[Dataset entries]
start
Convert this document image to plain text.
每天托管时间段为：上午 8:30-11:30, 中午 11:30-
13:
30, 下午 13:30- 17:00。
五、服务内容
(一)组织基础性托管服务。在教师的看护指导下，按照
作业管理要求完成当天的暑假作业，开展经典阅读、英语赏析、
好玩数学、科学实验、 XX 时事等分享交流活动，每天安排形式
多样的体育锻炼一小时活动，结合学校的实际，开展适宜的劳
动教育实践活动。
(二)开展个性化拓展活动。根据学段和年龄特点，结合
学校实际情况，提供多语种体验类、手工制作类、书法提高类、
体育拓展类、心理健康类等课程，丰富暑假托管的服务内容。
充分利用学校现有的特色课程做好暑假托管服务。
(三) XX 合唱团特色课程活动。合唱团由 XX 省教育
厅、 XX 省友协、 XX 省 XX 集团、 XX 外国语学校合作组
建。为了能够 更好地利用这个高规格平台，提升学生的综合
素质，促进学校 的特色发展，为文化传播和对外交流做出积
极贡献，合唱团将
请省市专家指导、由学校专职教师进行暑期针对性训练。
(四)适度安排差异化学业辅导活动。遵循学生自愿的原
end
### JOB
Output all of the material, please, exactly as it stands.

### EXERCISE ANSWER
Convert this document image to plain text.
每天托管时间段为：上午 8:30-11:30, 中午 11:30-
13:
30, 下午 13:30- 17:00。
五、服务内容
(一)组织基础性托管服务。在教师的看护指导下，按照
作业管理要求完成当天的暑假作业，开展经典阅读、英语赏析、
好玩数学、科学实验、 XX 时事等分享交流活动，每天安排形式
多样的体育锻炼一小时活动，结合学校的实际，开展适宜的劳
动教育实践活动。
(二)开展个性化拓展活动。根据学段和年龄特点，结合
学校实际情况，提供多语种体验类、手工制作类、书法提高类、
体育拓展类、心理健康类等课程，丰富暑假托管的服务内容。
充分利用学校现有的特色课程做好暑假托管服务。
(三) XX 合唱团特色课程活动。合唱团由 XX 省教育
厅、 XX 省友协、 XX 省 XX 集团、 XX 外国语学校合作组
建。为了能够 更好地利用这个高规格平台，提升学生的综合
素质，促进学校 的特色发展，为文化传播和对外交流做出积
极贡献，合唱团将
请省市专家指导、由学校专职教师进行暑期针对性训练。
(四)适度安排差异化学业辅导活动。遵循学生自愿的原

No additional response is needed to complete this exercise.